#### Work to do
Print the listing below exactly.

#### Information shown
# # # # #

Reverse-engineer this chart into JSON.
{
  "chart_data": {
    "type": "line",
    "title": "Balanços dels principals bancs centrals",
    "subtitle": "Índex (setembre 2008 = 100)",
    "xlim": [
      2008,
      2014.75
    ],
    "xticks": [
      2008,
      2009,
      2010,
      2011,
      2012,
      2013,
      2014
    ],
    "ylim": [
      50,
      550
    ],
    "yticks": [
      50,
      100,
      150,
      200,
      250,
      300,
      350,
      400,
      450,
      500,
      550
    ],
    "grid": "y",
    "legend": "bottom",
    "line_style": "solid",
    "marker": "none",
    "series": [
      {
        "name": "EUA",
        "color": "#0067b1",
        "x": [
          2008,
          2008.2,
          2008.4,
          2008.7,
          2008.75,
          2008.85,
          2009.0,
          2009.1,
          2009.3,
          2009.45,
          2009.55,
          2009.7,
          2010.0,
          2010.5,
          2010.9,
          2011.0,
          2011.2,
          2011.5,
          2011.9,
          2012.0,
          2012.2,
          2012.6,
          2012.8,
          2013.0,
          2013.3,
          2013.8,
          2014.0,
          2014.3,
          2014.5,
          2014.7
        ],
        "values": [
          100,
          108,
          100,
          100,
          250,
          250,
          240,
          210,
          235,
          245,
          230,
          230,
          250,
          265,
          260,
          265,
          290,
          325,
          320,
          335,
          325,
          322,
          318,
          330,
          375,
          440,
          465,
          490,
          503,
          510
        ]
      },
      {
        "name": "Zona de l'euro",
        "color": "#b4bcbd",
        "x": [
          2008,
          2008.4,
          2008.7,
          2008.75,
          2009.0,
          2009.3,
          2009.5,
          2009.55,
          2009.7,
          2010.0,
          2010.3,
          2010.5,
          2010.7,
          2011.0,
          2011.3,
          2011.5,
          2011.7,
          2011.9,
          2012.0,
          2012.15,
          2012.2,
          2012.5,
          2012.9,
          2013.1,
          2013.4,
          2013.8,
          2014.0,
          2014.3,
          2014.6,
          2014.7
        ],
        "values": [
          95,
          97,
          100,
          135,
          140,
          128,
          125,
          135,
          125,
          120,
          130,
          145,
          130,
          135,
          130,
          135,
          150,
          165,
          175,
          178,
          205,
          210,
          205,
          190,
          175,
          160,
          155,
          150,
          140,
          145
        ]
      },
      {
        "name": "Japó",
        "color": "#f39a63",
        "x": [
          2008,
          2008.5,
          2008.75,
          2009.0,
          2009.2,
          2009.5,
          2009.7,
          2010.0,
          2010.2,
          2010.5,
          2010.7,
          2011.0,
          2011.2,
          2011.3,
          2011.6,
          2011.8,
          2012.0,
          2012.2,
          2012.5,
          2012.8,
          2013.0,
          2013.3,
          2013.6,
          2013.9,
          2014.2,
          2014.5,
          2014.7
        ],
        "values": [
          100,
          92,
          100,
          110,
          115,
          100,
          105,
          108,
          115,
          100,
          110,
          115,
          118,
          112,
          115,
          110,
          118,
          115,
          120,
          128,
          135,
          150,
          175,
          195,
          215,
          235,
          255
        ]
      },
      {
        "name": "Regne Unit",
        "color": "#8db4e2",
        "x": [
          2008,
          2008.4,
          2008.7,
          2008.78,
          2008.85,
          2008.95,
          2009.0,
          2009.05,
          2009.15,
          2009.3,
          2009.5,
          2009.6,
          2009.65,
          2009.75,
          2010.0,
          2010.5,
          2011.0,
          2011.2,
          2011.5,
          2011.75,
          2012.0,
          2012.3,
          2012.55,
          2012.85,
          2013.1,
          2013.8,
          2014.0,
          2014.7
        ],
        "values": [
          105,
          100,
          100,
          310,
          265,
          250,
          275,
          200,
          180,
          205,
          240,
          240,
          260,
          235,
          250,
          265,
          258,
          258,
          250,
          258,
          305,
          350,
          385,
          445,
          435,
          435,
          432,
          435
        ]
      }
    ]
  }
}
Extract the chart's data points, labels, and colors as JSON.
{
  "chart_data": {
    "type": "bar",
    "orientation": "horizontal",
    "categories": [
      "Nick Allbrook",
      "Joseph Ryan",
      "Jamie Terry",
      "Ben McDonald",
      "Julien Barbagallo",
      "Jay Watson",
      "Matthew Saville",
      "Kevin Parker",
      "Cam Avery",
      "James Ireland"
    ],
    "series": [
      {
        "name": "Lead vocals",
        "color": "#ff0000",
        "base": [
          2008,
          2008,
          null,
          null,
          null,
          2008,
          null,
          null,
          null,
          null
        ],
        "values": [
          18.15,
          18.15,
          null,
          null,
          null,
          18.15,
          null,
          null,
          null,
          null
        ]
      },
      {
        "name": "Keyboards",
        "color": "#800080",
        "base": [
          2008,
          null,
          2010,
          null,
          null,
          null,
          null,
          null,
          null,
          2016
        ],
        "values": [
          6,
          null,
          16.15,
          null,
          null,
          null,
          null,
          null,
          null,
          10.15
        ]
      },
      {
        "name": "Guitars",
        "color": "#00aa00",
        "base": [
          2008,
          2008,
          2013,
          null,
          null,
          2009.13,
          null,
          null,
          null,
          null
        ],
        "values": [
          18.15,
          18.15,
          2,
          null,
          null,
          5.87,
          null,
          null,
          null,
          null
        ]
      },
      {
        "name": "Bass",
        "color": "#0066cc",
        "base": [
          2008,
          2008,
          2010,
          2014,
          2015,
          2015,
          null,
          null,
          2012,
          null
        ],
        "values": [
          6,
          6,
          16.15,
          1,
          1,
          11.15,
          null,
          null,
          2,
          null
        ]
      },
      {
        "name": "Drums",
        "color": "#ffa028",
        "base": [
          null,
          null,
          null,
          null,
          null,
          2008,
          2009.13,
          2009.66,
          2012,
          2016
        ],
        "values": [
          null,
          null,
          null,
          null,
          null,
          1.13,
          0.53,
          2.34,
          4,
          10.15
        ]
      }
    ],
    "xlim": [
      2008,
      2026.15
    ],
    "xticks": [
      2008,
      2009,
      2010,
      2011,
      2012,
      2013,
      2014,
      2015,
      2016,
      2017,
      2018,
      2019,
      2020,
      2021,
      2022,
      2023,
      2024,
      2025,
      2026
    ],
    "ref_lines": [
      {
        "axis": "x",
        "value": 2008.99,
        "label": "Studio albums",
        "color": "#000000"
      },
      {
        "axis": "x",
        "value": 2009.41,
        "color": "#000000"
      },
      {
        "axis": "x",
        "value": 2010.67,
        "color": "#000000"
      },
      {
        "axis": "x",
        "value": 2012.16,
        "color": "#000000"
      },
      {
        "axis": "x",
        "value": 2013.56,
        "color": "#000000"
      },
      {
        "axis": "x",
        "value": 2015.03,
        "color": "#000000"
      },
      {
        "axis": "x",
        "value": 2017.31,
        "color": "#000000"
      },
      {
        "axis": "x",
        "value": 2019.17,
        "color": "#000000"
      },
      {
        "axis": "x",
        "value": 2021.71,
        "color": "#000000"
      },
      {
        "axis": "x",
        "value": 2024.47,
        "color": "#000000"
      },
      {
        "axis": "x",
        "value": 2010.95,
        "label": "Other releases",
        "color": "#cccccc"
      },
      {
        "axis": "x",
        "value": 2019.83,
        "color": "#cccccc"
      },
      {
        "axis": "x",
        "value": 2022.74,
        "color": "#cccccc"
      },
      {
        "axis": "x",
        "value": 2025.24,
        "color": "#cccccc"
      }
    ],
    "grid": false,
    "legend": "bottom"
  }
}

# # # # #

#### Exercise result
Reverse-engineer this chart into JSON.
{
  "chart_data": {
    "type": "line",
    "title": "Balanços dels principals bancs centrals",
    "subtitle": "Índex (setembre 2008 = 100)",
    "xlim": [
      2008,
      2014.75
    ],
    "xticks": [
      2008,
      2009,
      2010,
      2011,
      2012,
      2013,
      2014
    ],
    "ylim": [
      50,
      550
    ],
    "yticks": [
      50,
      100,
      150,
      200,
      250,
      300,
      350,
      400,
      450,
      500,
      550
    ],
    "grid": "y",
    "legend": "bottom",
    "line_style": "solid",
    "marker": "none",
    "series": [
      {
        "name": "EUA",
        "color": "#0067b1",
        "x": [
          2008,
          2008.2,
          2008.4,
          2008.7,
          2008.75,
          2008.85,
          2009.0,
          2009.1,
          2009.3,
          2009.45,
          2009.55,
          2009.7,
          2010.0,
          2010.5,
          2010.9,
          2011.0,
          2011.2,
          2011.5,
          2011.9,
          2012.0,
          2012.2,
          2012.6,
          2012.8,
          2013.0,
          2013.3,
          2013.8,
          2014.0,
          2014.3,
          2014.5,
          2014.7
        ],
        "values": [
          100,
          108,
          100,
          100,
          250,
          250,
          240,
          210,
          235,
          245,
          230,
          230,
          250,
          265,
          260,
          265,
          290,
          325,
          320,
          335,
          325,
          322,
          318,
          330,
          375,
          440,
          465,
          490,
          503,
          510
        ]
      },
      {
        "name": "Zona de l'euro",
        "color": "#b4bcbd",
        "x": [
          2008,
          2008.4,
          2008.7,
          2008.75,
          2009.0,
          2009.3,
          2009.5,
          2009.55,
          2009.7,
          2010.0,
          2010.3,
          2010.5,
          2010.7,
          2011.0,
          2011.3,
          2011.5,
          2011.7,
          2011.9,
          2012.0,
          2012.15,
          2012.2,
          2012.5,
          2012.9,
          2013.1,
          2013.4,
          2013.8,
          2014.0,
          2014.3,
          2014.6,
          2014.7
        ],
        "values": [
          95,
          97,
          100,
          135,
          140,
          128,
          125,
          135,
          125,
          120,
          130,
          145,
          130,
          135,
          130,
          135,
          150,
          165,
          175,
          178,
          205,
          210,
          205,
          190,
          175,
          160,
          155,
          150,
          140,
          145
        ]
      },
      {
        "name": "Japó",
        "color": "#f39a63",
        "x": [
          2008,
          2008.5,
          2008.75,
          2009.0,
          2009.2,
          2009.5,
          2009.7,
          2010.0,
          2010.2,
          2010.5,
          2010.7,
          2011.0,
          2011.2,
          2011.3,
          2011.6,
          2011.8,
          2012.0,
          2012.2,
          2012.5,
          2012.8,
          2013.0,
          2013.3,
          2013.6,
          2013.9,
          2014.2,
          2014.5,
          2014.7
        ],
        "values": [
          100,
          92,
          100,
          110,
          115,
          100,
          105,
          108,
          115,
          100,
          110,
          115,
          118,
          112,
          115,
          110,
          118,
          115,
          120,
          128,
          135,
          150,
          175,
          195,
          215,
          235,
          255
        ]
      },
      {
        "name": "Regne Unit",
        "color": "#8db4e2",
        "x": [
          2008,
          2008.4,
          2008.7,
          2008.78,
          2008.85,
          2008.95,
          2009.0,
          2009.05,
          2009.15,
          2009.3,
          2009.5,
          2009.6,
          2009.65,
          2009.75,
          2010.0,
          2010.5,
          2011.0,
          2011.2,
          2011.5,
          2011.75,
          2012.0,
          2012.3,
          2012.55,
          2012.85,
          2013.1,
          2013.8,
          2014.0,
          2014.7
        ],
        "values": [
          105,
          100,
          100,
          310,
          265,
          250,
          275,
          200,
          180,
          205,
          240,
          240,
          260,
          235,
          250,
          265,
          258,
          258,
          250,
          258,
          305,
          350,
          385,
          445,
          435,
          435,
          432,
          435
        ]
      }
    ]
  }
}
Extract the chart's data points, labels, and colors as JSON.
{
  "chart_data": {
    "type": "bar",
    "orientation": "horizontal",
    "categories": [
      "Nick Allbrook",
      "Joseph Ryan",
      "Jamie Terry",
      "Ben McDonald",
      "Julien Barbagallo",
      "Jay Watson",
      "Matthew Saville",
      "Kevin Parker",
      "Cam Avery",
      "James Ireland"
    ],
    "series": [
      {
        "name": "Lead vocals",
        "color": "#ff0000",
        "base": [
          2008,
          2008,
          null,
          null,
          null,
          2008,
          null,
          null,
          null,
          null
        ],
        "values": [
          18.15,
          18.15,
          null,
          null,
          null,
          18.15,
          null,
          null,
          null,
          null
        ]
      },
      {
        "name": "Keyboards",
        "color": "#800080",
        "base": [
          2008,
          null,
          2010,
          null,
          null,
          null,
          null,
          null,
          null,
          2016
        ],
        "values": [
          6,
          null,
          16.15,
          null,
          null,
          null,
          null,
          null,
          null,
          10.15
        ]
      },
      {
        "name": "Guitars",
        "color": "#00aa00",
        "base": [
          2008,
          2008,
          2013,
          null,
          null,
          2009.13,
          null,
          null,
          null,
          null
        ],
        "values": [
          18.15,
          18.15,
          2,
          null,
          null,
          5.87,
          null,
          null,
          null,
          null
        ]
      },
      {
        "name": "Bass",
        "color": "#0066cc",
        "base": [
          2008,
          2008,
          2010,
          2014,
          2015,
          2015,
          null,
          null,
          2012,
          null
        ],
        "values": [
          6,
          6,
          16.15,
          1,
          1,
          11.15,
          null,
          null,
          2,
          null
        ]
      },
      {
        "name": "Drums",
        "color": "#ffa028",
        "base": [
          null,
          null,
          null,
          null,
          null,
          2008,
          2009.13,
          2009.66,
          2012,
          2016
        ],
        "values": [
          null,
          null,
          null,
          null,
          null,
          1.13,
          0.53,
          2.34,
          4,
          10.15
        ]
      }
    ],
    "xlim": [
      2008,
      2026.15
    ],
    "xticks": [
      2008,
      2009,
      2010,
      2011,
      2012,
      2013,
      2014,
      2015,
      2016,
      2017,
      2018,
      2019,
      2020,
      2021,
      2022,
      2023,
      2024,
      2025,
      2026
    ],
    "ref_lines": [
      {
        "axis": "x",
        "value": 2008.99,
        "label": "Studio albums",
        "color": "#000000"
      },
      {
        "axis": "x",
        "value": 2009.41,
        "color": "#000000"
      },
      {
        "axis": "x",
        "value": 2010.67,
        "color": "#000000"
      },
      {
        "axis": "x",
        "value": 2012.16,
        "color": "#000000"
      },
      {
        "axis": "x",
        "value": 2013.56,
        "color": "#000000"
      },
      {
        "axis": "x",
        "value": 2015.03,
        "color": "#000000"
      },
      {
        "axis": "x",
        "value": 2017.31,
        "color": "#000000"
      },
      {
        "axis": "x",
        "value": 2019.17,
        "color": "#000000"
      },
      {
        "axis": "x",
        "value": 2021.71,
        "color": "#000000"
      },
      {
        "axis": "x",
        "value": 2024.47,
        "color": "#000000"
      },
      {
        "axis": "x",
        "value": 2010.95,
        "label": "Other releases",
        "color": "#cccccc"
      },
      {
        "axis": "x",
        "value": 2019.83,
        "color": "#cccccc"
      },
      {
        "axis": "x",
        "value": 2022.74,
        "color": "#cccccc"
      },
      {
        "axis": "x",
        "value": 2025.24,
        "color": "#cccccc"
      }
    ],
    "grid": false,
    "legend": "bottom"
  }
}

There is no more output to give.